>> START Supplied material
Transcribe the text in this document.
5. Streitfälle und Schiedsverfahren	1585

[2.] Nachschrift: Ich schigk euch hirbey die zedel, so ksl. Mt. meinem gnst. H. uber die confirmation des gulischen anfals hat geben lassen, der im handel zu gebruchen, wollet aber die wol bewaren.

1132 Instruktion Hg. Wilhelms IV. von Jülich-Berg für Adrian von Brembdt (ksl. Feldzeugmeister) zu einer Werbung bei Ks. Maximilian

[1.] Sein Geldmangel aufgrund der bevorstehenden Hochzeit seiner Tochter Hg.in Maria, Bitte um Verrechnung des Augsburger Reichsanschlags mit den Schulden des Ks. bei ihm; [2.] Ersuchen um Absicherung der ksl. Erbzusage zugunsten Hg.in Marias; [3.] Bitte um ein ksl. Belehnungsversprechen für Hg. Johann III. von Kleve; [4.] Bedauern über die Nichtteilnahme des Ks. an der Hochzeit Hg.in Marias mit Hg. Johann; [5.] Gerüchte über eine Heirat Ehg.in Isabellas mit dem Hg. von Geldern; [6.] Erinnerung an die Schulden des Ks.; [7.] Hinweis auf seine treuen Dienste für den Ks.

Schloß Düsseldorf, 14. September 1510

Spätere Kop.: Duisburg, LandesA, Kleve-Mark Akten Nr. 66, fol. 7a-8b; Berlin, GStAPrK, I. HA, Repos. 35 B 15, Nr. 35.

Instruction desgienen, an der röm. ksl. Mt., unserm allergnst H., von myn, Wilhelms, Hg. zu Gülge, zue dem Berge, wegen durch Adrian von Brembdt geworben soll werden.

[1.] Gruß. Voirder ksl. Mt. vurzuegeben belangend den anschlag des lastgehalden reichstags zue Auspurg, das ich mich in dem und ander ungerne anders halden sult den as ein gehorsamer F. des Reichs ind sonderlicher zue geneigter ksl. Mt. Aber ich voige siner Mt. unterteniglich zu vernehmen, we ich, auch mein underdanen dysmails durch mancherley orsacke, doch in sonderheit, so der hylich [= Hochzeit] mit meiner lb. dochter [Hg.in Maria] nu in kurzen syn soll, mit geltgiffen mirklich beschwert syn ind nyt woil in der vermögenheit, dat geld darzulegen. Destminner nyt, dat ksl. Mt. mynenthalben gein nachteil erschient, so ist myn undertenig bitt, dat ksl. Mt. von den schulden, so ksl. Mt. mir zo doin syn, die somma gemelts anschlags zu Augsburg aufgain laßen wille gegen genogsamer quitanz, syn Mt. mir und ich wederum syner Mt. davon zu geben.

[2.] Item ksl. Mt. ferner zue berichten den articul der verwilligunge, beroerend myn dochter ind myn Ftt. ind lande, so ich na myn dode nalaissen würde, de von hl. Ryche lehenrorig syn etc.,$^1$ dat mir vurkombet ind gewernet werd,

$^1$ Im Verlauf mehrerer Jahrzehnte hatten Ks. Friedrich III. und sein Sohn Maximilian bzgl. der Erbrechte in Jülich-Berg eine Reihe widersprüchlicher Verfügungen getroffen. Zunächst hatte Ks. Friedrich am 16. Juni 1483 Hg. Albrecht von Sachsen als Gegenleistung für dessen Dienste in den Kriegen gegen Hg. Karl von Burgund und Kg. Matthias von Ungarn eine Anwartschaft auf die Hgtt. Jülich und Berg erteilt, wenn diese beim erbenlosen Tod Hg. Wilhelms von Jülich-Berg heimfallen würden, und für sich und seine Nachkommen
>> END Supplied material
■ Aim of the task ■
Find every line that has "Kleve" in it, then return those lines.

■ Response for this exercise ■
[1.] Sein Geldmangel aufgrund der bevorstehenden Hochzeit seiner Tochter Hg.in Maria, Bitte um Verrechnung des Augsburger Reichsanschlags mit den Schulden des Ks. bei ihm; [2.] Ersuchen um Absicherung der ksl. Erbzusage zugunsten Hg.in Marias; [3.] Bitte um ein ksl. Belehnungsversprechen für Hg. Johann III. von Kleve; [4.] Bedauern über die Nichtteilnahme des Ks. an der Hochzeit Hg.in Marias mit Hg. Johann; [5.] Gerüchte über eine Heirat Ehg.in Isabellas mit dem Hg. von Geldern; [6.] Erinnerung an die Schulden des Ks.; [7.] Hinweis auf seine treuen Dienste für den Ks.
Spätere Kop.: Duisburg, LandesA, Kleve-Mark Akten Nr. 66, fol. 7a-8b; Berlin, GStAPrK, I. HA, Repos. 35 B 15, Nr. 35.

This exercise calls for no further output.